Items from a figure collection
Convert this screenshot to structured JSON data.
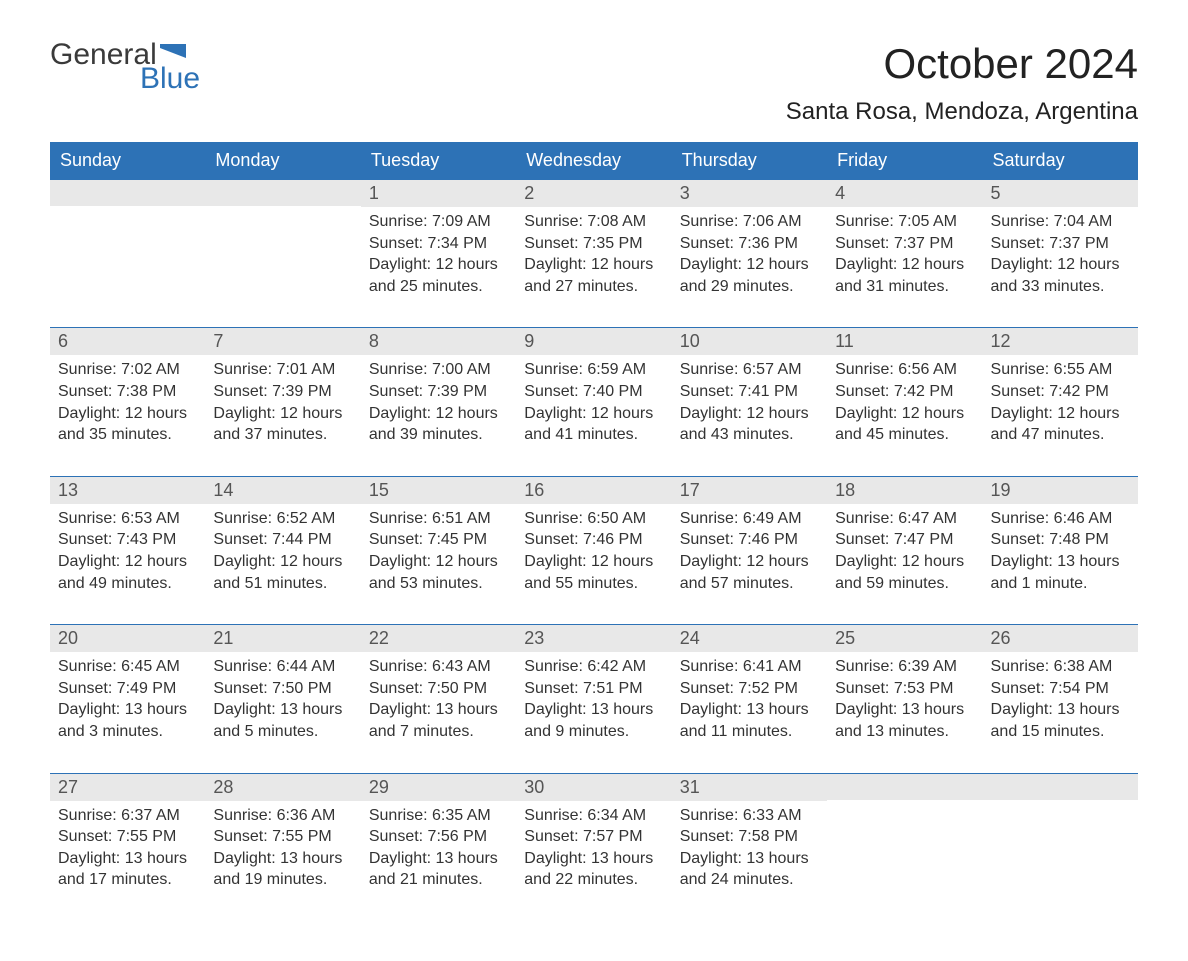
{
  "brand": {
    "word1": "General",
    "word2": "Blue"
  },
  "title": "October 2024",
  "location": "Santa Rosa, Mendoza, Argentina",
  "colors": {
    "header_bg": "#2d72b6",
    "header_text": "#ffffff",
    "daynum_bg": "#e8e8e8",
    "row_divider": "#2d72b6",
    "body_text": "#333333",
    "logo_blue": "#2d72b6"
  },
  "weekdays": [
    "Sunday",
    "Monday",
    "Tuesday",
    "Wednesday",
    "Thursday",
    "Friday",
    "Saturday"
  ],
  "leading_blanks": 2,
  "days": [
    {
      "n": 1,
      "sunrise": "7:09 AM",
      "sunset": "7:34 PM",
      "daylight": "12 hours and 25 minutes."
    },
    {
      "n": 2,
      "sunrise": "7:08 AM",
      "sunset": "7:35 PM",
      "daylight": "12 hours and 27 minutes."
    },
    {
      "n": 3,
      "sunrise": "7:06 AM",
      "sunset": "7:36 PM",
      "daylight": "12 hours and 29 minutes."
    },
    {
      "n": 4,
      "sunrise": "7:05 AM",
      "sunset": "7:37 PM",
      "daylight": "12 hours and 31 minutes."
    },
    {
      "n": 5,
      "sunrise": "7:04 AM",
      "sunset": "7:37 PM",
      "daylight": "12 hours and 33 minutes."
    },
    {
      "n": 6,
      "sunrise": "7:02 AM",
      "sunset": "7:38 PM",
      "daylight": "12 hours and 35 minutes."
    },
    {
      "n": 7,
      "sunrise": "7:01 AM",
      "sunset": "7:39 PM",
      "daylight": "12 hours and 37 minutes."
    },
    {
      "n": 8,
      "sunrise": "7:00 AM",
      "sunset": "7:39 PM",
      "daylight": "12 hours and 39 minutes."
    },
    {
      "n": 9,
      "sunrise": "6:59 AM",
      "sunset": "7:40 PM",
      "daylight": "12 hours and 41 minutes."
    },
    {
      "n": 10,
      "sunrise": "6:57 AM",
      "sunset": "7:41 PM",
      "daylight": "12 hours and 43 minutes."
    },
    {
      "n": 11,
      "sunrise": "6:56 AM",
      "sunset": "7:42 PM",
      "daylight": "12 hours and 45 minutes."
    },
    {
      "n": 12,
      "sunrise": "6:55 AM",
      "sunset": "7:42 PM",
      "daylight": "12 hours and 47 minutes."
    },
    {
      "n": 13,
      "sunrise": "6:53 AM",
      "sunset": "7:43 PM",
      "daylight": "12 hours and 49 minutes."
    },
    {
      "n": 14,
      "sunrise": "6:52 AM",
      "sunset": "7:44 PM",
      "daylight": "12 hours and 51 minutes."
    },
    {
      "n": 15,
      "sunrise": "6:51 AM",
      "sunset": "7:45 PM",
      "daylight": "12 hours and 53 minutes."
    },
    {
      "n": 16,
      "sunrise": "6:50 AM",
      "sunset": "7:46 PM",
      "daylight": "12 hours and 55 minutes."
    },
    {
      "n": 17,
      "sunrise": "6:49 AM",
      "sunset": "7:46 PM",
      "daylight": "12 hours and 57 minutes."
    },
    {
      "n": 18,
      "sunrise": "6:47 AM",
      "sunset": "7:47 PM",
      "daylight": "12 hours and 59 minutes."
    },
    {
      "n": 19,
      "sunrise": "6:46 AM",
      "sunset": "7:48 PM",
      "daylight": "13 hours and 1 minute."
    },
    {
      "n": 20,
      "sunrise": "6:45 AM",
      "sunset": "7:49 PM",
      "daylight": "13 hours and 3 minutes."
    },
    {
      "n": 21,
      "sunrise": "6:44 AM",
      "sunset": "7:50 PM",
      "daylight": "13 hours and 5 minutes."
    },
    {
      "n": 22,
      "sunrise": "6:43 AM",
      "sunset": "7:50 PM",
      "daylight": "13 hours and 7 minutes."
    },
    {
      "n": 23,
      "sunrise": "6:42 AM",
      "sunset": "7:51 PM",
      "daylight": "13 hours and 9 minutes."
    },
    {
      "n": 24,
      "sunrise": "6:41 AM",
      "sunset": "7:52 PM",
      "daylight": "13 hours and 11 minutes."
    },
    {
      "n": 25,
      "sunrise": "6:39 AM",
      "sunset": "7:53 PM",
      "daylight": "13 hours and 13 minutes."
    },
    {
      "n": 26,
      "sunrise": "6:38 AM",
      "sunset": "7:54 PM",
      "daylight": "13 hours and 15 minutes."
    },
    {
      "n": 27,
      "sunrise": "6:37 AM",
      "sunset": "7:55 PM",
      "daylight": "13 hours and 17 minutes."
    },
    {
      "n": 28,
      "sunrise": "6:36 AM",
      "sunset": "7:55 PM",
      "daylight": "13 hours and 19 minutes."
    },
    {
      "n": 29,
      "sunrise": "6:35 AM",
      "sunset": "7:56 PM",
      "daylight": "13 hours and 21 minutes."
    },
    {
      "n": 30,
      "sunrise": "6:34 AM",
      "sunset": "7:57 PM",
      "daylight": "13 hours and 22 minutes."
    },
    {
      "n": 31,
      "sunrise": "6:33 AM",
      "sunset": "7:58 PM",
      "daylight": "13 hours and 24 minutes."
    }
  ],
  "labels": {
    "sunrise": "Sunrise:",
    "sunset": "Sunset:",
    "daylight": "Daylight:"
  }
}
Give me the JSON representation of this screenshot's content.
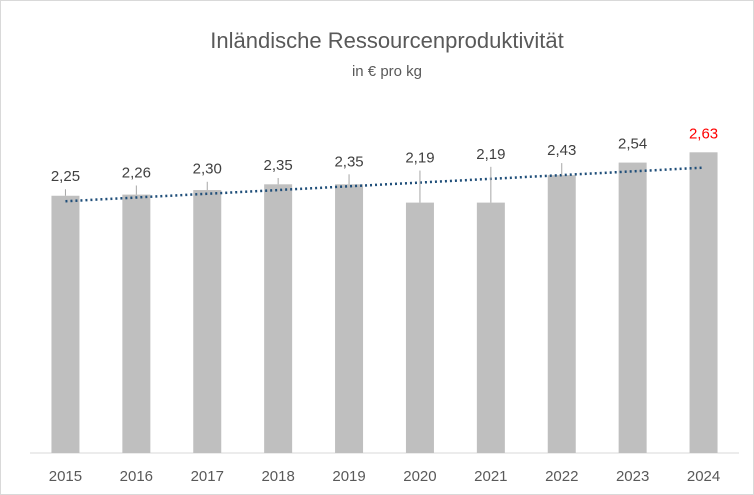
{
  "chart_data": {
    "type": "bar",
    "title": "Inländische Ressourcenproduktivität",
    "subtitle": "in € pro kg",
    "categories": [
      "2015",
      "2016",
      "2017",
      "2018",
      "2019",
      "2020",
      "2021",
      "2022",
      "2023",
      "2024"
    ],
    "values": [
      2.25,
      2.26,
      2.3,
      2.35,
      2.35,
      2.19,
      2.19,
      2.43,
      2.54,
      2.63
    ],
    "value_labels": [
      "2,25",
      "2,26",
      "2,30",
      "2,35",
      "2,35",
      "2,19",
      "2,19",
      "2,43",
      "2,54",
      "2,63"
    ],
    "value_label_colors": [
      "#404040",
      "#404040",
      "#404040",
      "#404040",
      "#404040",
      "#404040",
      "#404040",
      "#404040",
      "#404040",
      "#ff0000"
    ],
    "color": "#bfbfbf",
    "trendline": true,
    "trendline_color": "#1f4e79",
    "ylim": [
      0,
      3
    ]
  }
}
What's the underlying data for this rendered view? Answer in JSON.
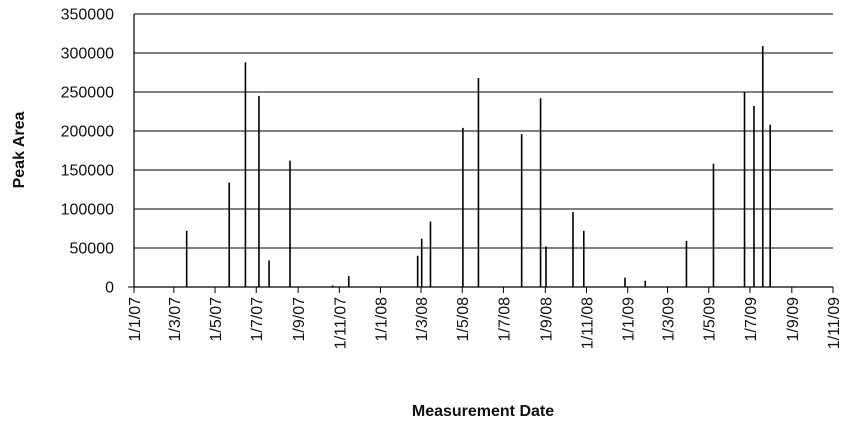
{
  "chart_data": {
    "type": "bar",
    "xlabel": "Measurement Date",
    "ylabel": "Peak Area",
    "ylim": [
      0,
      350000
    ],
    "y_ticks": [
      "0",
      "50000",
      "100000",
      "150000",
      "200000",
      "250000",
      "300000",
      "350000"
    ],
    "x_range": [
      "2007-01-01",
      "2009-11-01"
    ],
    "x_ticks": [
      {
        "date": "2007-01-01",
        "label": "1/1/07"
      },
      {
        "date": "2007-03-01",
        "label": "1/3/07"
      },
      {
        "date": "2007-05-01",
        "label": "1/5/07"
      },
      {
        "date": "2007-07-01",
        "label": "1/7/07"
      },
      {
        "date": "2007-09-01",
        "label": "1/9/07"
      },
      {
        "date": "2007-11-01",
        "label": "1/11/07"
      },
      {
        "date": "2008-01-01",
        "label": "1/1/08"
      },
      {
        "date": "2008-03-01",
        "label": "1/3/08"
      },
      {
        "date": "2008-05-01",
        "label": "1/5/08"
      },
      {
        "date": "2008-07-01",
        "label": "1/7/08"
      },
      {
        "date": "2008-09-01",
        "label": "1/9/08"
      },
      {
        "date": "2008-11-01",
        "label": "1/11/08"
      },
      {
        "date": "2009-01-01",
        "label": "1/1/09"
      },
      {
        "date": "2009-03-01",
        "label": "1/3/09"
      },
      {
        "date": "2009-05-01",
        "label": "1/5/09"
      },
      {
        "date": "2009-07-01",
        "label": "1/7/09"
      },
      {
        "date": "2009-09-01",
        "label": "1/9/09"
      },
      {
        "date": "2009-11-01",
        "label": "1/11/09"
      }
    ],
    "grid": true,
    "legend": "none",
    "points": [
      {
        "x": "2007-03-20",
        "y": 72000
      },
      {
        "x": "2007-05-22",
        "y": 134000
      },
      {
        "x": "2007-06-15",
        "y": 288000
      },
      {
        "x": "2007-07-05",
        "y": 245000
      },
      {
        "x": "2007-07-20",
        "y": 34000
      },
      {
        "x": "2007-08-20",
        "y": 162000
      },
      {
        "x": "2007-10-22",
        "y": 2000
      },
      {
        "x": "2007-11-15",
        "y": 14000
      },
      {
        "x": "2008-02-25",
        "y": 40000
      },
      {
        "x": "2008-03-02",
        "y": 62000
      },
      {
        "x": "2008-03-15",
        "y": 84000
      },
      {
        "x": "2008-05-02",
        "y": 204000
      },
      {
        "x": "2008-05-25",
        "y": 268000
      },
      {
        "x": "2008-07-28",
        "y": 196000
      },
      {
        "x": "2008-08-25",
        "y": 242000
      },
      {
        "x": "2008-09-02",
        "y": 52000
      },
      {
        "x": "2008-10-12",
        "y": 96000
      },
      {
        "x": "2008-10-28",
        "y": 72000
      },
      {
        "x": "2008-12-28",
        "y": 12000
      },
      {
        "x": "2009-01-27",
        "y": 8000
      },
      {
        "x": "2009-03-29",
        "y": 59000
      },
      {
        "x": "2009-05-08",
        "y": 158000
      },
      {
        "x": "2009-06-23",
        "y": 250000
      },
      {
        "x": "2009-07-07",
        "y": 232000
      },
      {
        "x": "2009-07-20",
        "y": 309000
      },
      {
        "x": "2009-07-31",
        "y": 208000
      }
    ]
  }
}
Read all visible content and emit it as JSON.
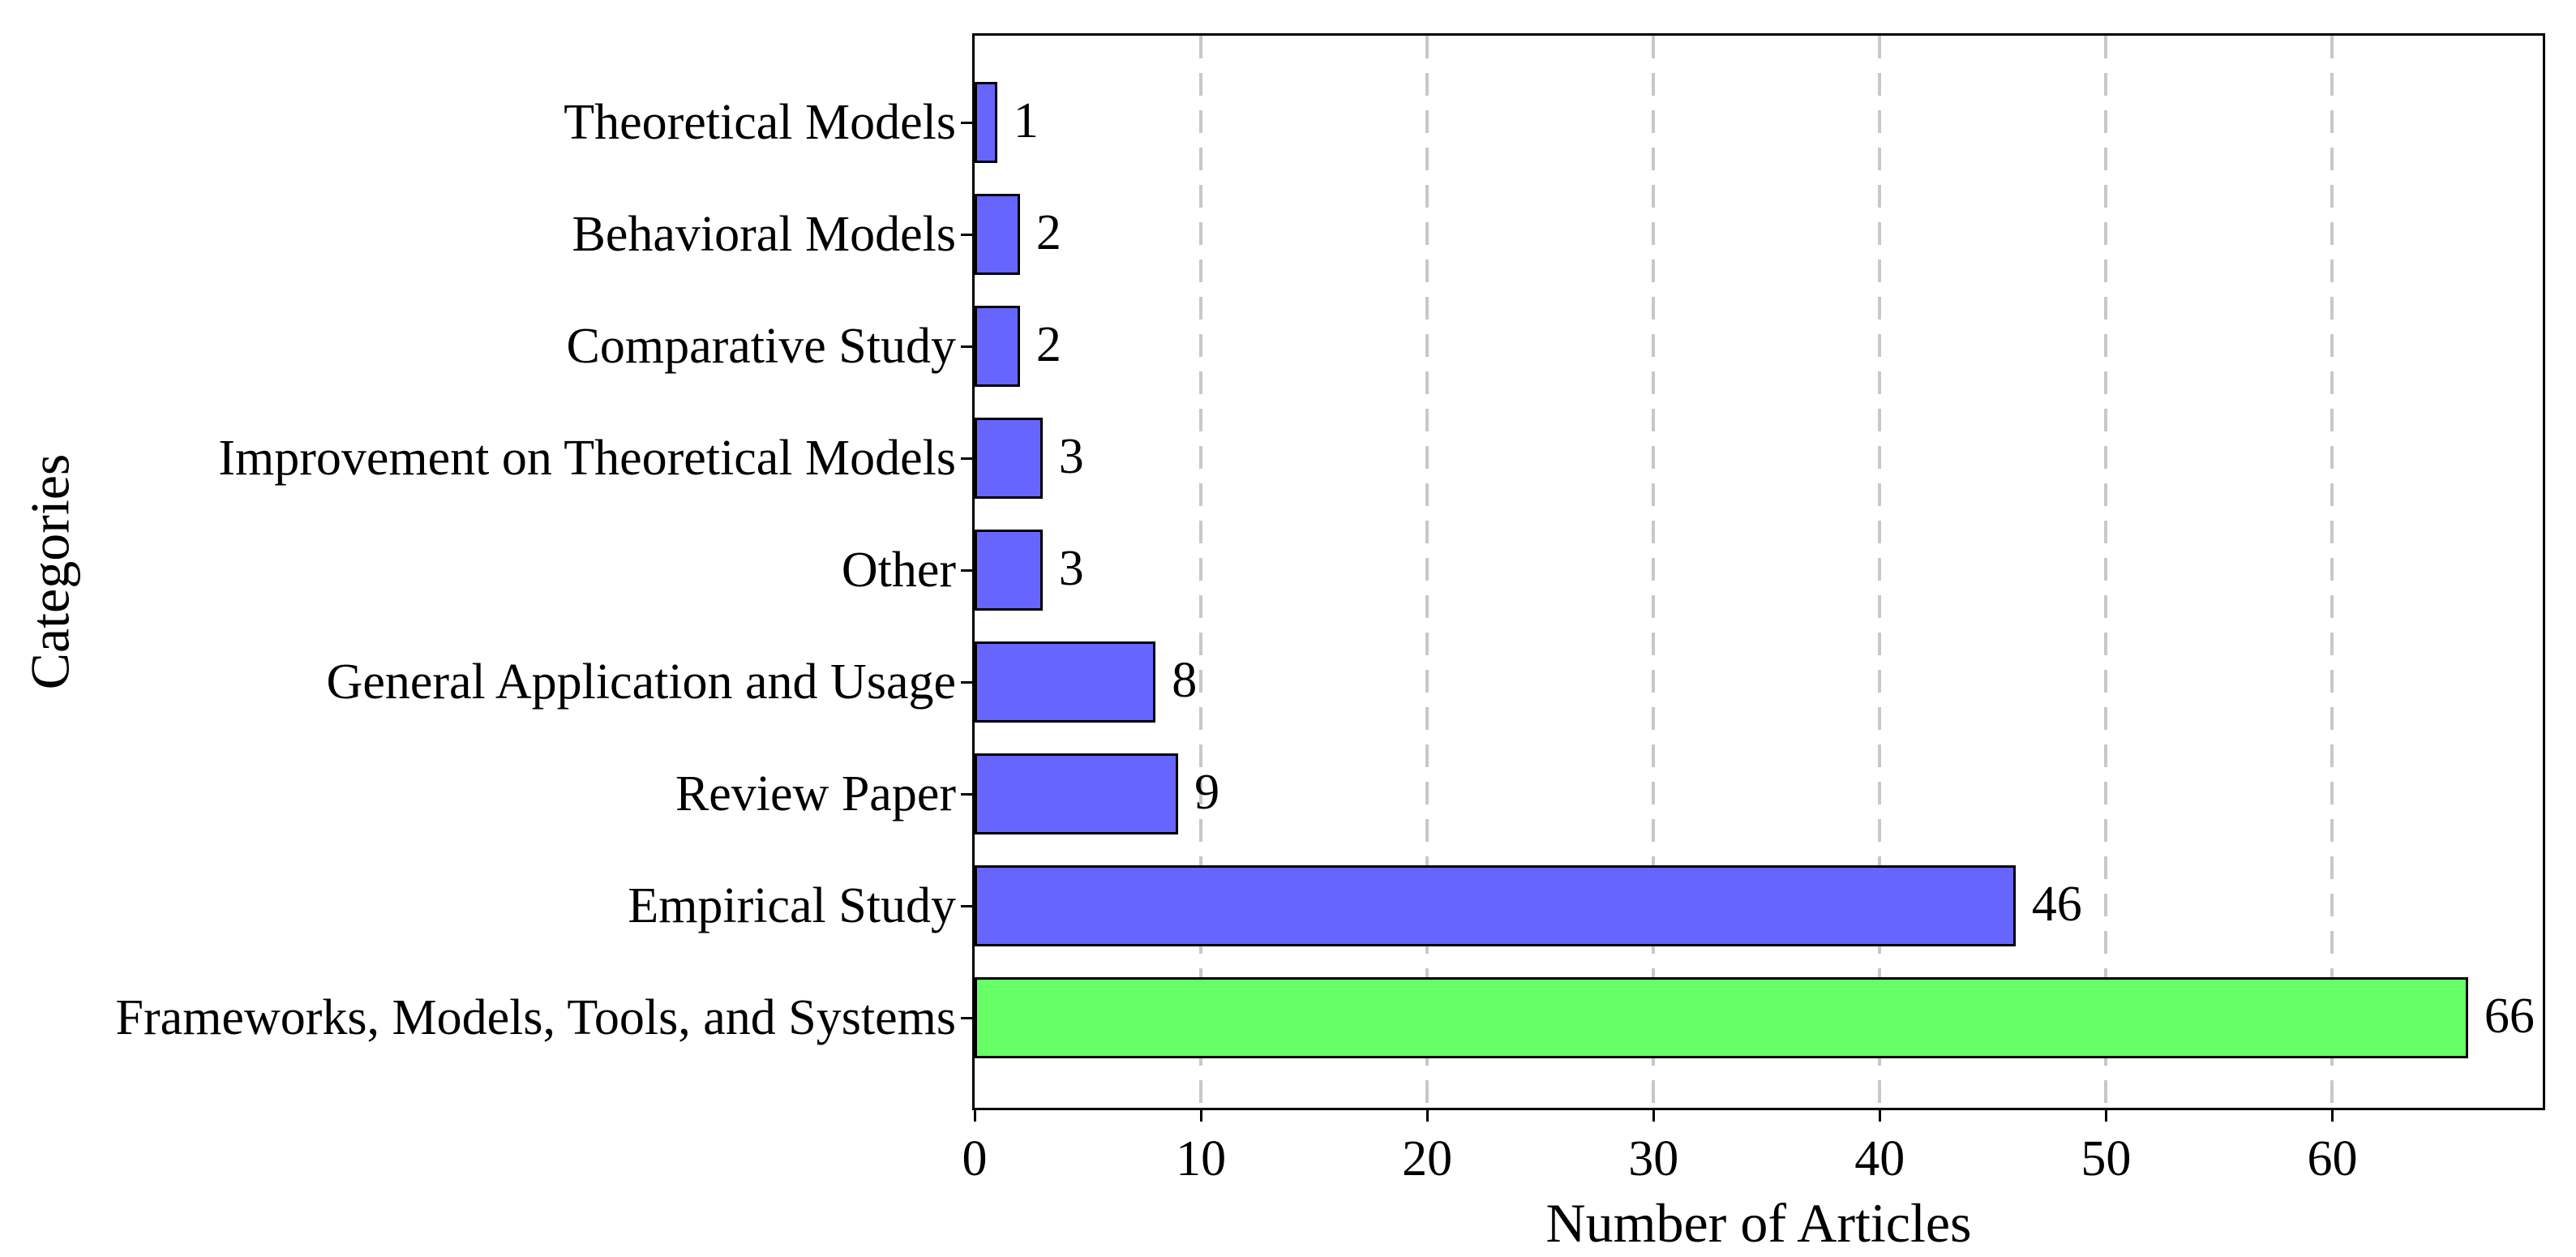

What to produce ▸ Look through the data above. Find each line with the string "screenshot" and copy it.

Result for this exercise ▸
Convert this screenshot to structured JSON data.
Give me the JSON representation of this screenshot's content.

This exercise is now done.